Give the listing below again in full, exactly as written.

Stored records:
begin

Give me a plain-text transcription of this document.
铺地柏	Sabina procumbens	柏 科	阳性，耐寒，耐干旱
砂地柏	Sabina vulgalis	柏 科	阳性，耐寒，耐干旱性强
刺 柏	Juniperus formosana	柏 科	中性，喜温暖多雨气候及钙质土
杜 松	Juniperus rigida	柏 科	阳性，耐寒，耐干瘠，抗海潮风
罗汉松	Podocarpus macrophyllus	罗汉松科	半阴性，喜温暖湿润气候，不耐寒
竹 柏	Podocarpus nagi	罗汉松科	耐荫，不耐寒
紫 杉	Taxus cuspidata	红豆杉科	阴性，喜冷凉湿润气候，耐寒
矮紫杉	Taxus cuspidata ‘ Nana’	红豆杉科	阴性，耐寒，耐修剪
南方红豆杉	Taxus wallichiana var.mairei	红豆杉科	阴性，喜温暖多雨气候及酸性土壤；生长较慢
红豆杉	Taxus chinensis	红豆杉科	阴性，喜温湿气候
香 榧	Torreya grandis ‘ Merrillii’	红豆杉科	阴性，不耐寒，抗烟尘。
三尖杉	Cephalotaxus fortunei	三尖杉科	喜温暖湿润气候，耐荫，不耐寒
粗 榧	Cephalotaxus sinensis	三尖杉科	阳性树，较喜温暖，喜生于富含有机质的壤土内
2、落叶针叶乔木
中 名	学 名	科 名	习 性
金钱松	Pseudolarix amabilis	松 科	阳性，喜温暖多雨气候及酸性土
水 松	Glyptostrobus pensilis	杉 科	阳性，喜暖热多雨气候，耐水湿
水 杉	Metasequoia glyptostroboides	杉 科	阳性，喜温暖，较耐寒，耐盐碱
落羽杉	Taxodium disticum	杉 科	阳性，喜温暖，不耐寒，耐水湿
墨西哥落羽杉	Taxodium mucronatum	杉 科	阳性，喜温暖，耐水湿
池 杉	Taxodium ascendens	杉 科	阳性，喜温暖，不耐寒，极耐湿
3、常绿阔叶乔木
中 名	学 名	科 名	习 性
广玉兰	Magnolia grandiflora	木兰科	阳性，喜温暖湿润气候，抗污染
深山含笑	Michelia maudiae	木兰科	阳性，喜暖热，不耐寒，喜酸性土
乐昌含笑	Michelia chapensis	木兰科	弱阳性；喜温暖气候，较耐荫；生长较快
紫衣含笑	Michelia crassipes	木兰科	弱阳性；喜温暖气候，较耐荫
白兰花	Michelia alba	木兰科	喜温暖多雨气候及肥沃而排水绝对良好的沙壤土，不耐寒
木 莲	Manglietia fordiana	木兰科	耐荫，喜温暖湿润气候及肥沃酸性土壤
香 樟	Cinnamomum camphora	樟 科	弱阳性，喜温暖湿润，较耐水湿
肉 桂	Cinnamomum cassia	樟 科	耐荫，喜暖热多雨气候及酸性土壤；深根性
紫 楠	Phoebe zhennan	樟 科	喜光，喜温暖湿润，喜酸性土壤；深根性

end

Exercise result.
Give me a plain-text transcription of this document.
铺地柏	Sabina procumbens	柏 科	阳性，耐寒，耐干旱
砂地柏	Sabina vulgalis	柏 科	阳性，耐寒，耐干旱性强
刺 柏	Juniperus formosana	柏 科	中性，喜温暖多雨气候及钙质土
杜 松	Juniperus rigida	柏 科	阳性，耐寒，耐干瘠，抗海潮风
罗汉松	Podocarpus macrophyllus	罗汉松科	半阴性，喜温暖湿润气候，不耐寒
竹 柏	Podocarpus nagi	罗汉松科	耐荫，不耐寒
紫 杉	Taxus cuspidata	红豆杉科	阴性，喜冷凉湿润气候，耐寒
矮紫杉	Taxus cuspidata ‘ Nana’	红豆杉科	阴性，耐寒，耐修剪
南方红豆杉	Taxus wallichiana var.mairei	红豆杉科	阴性，喜温暖多雨气候及酸性土壤；生长较慢
红豆杉	Taxus chinensis	红豆杉科	阴性，喜温湿气候
香 榧	Torreya grandis ‘ Merrillii’	红豆杉科	阴性，不耐寒，抗烟尘。
三尖杉	Cephalotaxus fortunei	三尖杉科	喜温暖湿润气候，耐荫，不耐寒
粗 榧	Cephalotaxus sinensis	三尖杉科	阳性树，较喜温暖，喜生于富含有机质的壤土内
2、落叶针叶乔木
中 名	学 名	科 名	习 性
金钱松	Pseudolarix amabilis	松 科	阳性，喜温暖多雨气候及酸性土
水 松	Glyptostrobus pensilis	杉 科	阳性，喜暖热多雨气候，耐水湿
水 杉	Metasequoia glyptostroboides	杉 科	阳性，喜温暖，较耐寒，耐盐碱
落羽杉	Taxodium disticum	杉 科	阳性，喜温暖，不耐寒，耐水湿
墨西哥落羽杉	Taxodium mucronatum	杉 科	阳性，喜温暖，耐水湿
池 杉	Taxodium ascendens	杉 科	阳性，喜温暖，不耐寒，极耐湿
3、常绿阔叶乔木
中 名	学 名	科 名	习 性
广玉兰	Magnolia grandiflora	木兰科	阳性，喜温暖湿润气候，抗污染
深山含笑	Michelia maudiae	木兰科	阳性，喜暖热，不耐寒，喜酸性土
乐昌含笑	Michelia chapensis	木兰科	弱阳性；喜温暖气候，较耐荫；生长较快
紫衣含笑	Michelia crassipes	木兰科	弱阳性；喜温暖气候，较耐荫
白兰花	Michelia alba	木兰科	喜温暖多雨气候及肥沃而排水绝对良好的沙壤土，不耐寒
木 莲	Manglietia fordiana	木兰科	耐荫，喜温暖湿润气候及肥沃酸性土壤
香 樟	Cinnamomum camphora	樟 科	弱阳性，喜温暖湿润，较耐水湿
肉 桂	Cinnamomum cassia	樟 科	耐荫，喜暖热多雨气候及酸性土壤；深根性
紫 楠	Phoebe zhennan	樟 科	喜光，喜温暖湿润，喜酸性土壤；深根性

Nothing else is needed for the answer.